▶ _THE PROBLEM_
Search the records that follow and extract every line containing the string "Women".

▶ _INFORMATION SUPPLIED_
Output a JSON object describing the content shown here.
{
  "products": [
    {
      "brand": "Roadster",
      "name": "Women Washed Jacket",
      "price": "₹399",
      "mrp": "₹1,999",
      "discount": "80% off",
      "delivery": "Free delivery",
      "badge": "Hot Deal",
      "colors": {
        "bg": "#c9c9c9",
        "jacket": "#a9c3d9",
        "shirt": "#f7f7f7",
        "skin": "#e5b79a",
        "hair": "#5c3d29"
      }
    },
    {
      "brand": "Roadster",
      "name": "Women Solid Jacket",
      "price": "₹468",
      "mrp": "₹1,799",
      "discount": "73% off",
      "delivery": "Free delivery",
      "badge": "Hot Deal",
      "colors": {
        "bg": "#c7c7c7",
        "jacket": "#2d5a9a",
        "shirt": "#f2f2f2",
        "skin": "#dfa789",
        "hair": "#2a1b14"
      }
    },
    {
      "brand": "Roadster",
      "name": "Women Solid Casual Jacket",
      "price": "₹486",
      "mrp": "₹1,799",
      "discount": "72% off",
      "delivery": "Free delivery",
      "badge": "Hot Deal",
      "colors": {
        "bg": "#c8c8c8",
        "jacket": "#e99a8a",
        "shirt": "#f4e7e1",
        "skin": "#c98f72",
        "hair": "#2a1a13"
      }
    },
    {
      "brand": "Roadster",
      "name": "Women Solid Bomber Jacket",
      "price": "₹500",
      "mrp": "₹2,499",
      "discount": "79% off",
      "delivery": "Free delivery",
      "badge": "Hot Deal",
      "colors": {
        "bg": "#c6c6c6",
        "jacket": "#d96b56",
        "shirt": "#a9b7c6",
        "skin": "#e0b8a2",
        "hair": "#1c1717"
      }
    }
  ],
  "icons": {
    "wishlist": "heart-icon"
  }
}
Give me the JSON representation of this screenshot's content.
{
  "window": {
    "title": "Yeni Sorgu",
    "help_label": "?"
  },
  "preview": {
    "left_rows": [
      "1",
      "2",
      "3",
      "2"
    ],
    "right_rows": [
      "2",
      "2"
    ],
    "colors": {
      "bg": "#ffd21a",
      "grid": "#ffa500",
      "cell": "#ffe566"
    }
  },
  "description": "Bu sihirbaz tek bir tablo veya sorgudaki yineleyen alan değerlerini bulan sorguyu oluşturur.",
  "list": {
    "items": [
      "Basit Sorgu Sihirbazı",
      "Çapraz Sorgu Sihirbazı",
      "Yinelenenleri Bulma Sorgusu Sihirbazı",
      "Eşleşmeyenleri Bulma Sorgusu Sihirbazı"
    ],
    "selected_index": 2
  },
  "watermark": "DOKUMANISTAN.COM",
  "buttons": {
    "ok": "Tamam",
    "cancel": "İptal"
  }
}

▶ _ANSWER TO THIS EXERCISE_
      "name": "Women Washed Jacket",
      "name": "Women Solid Jacket",
      "name": "Women Solid Casual Jacket",
      "name": "Women Solid Bomber Jacket",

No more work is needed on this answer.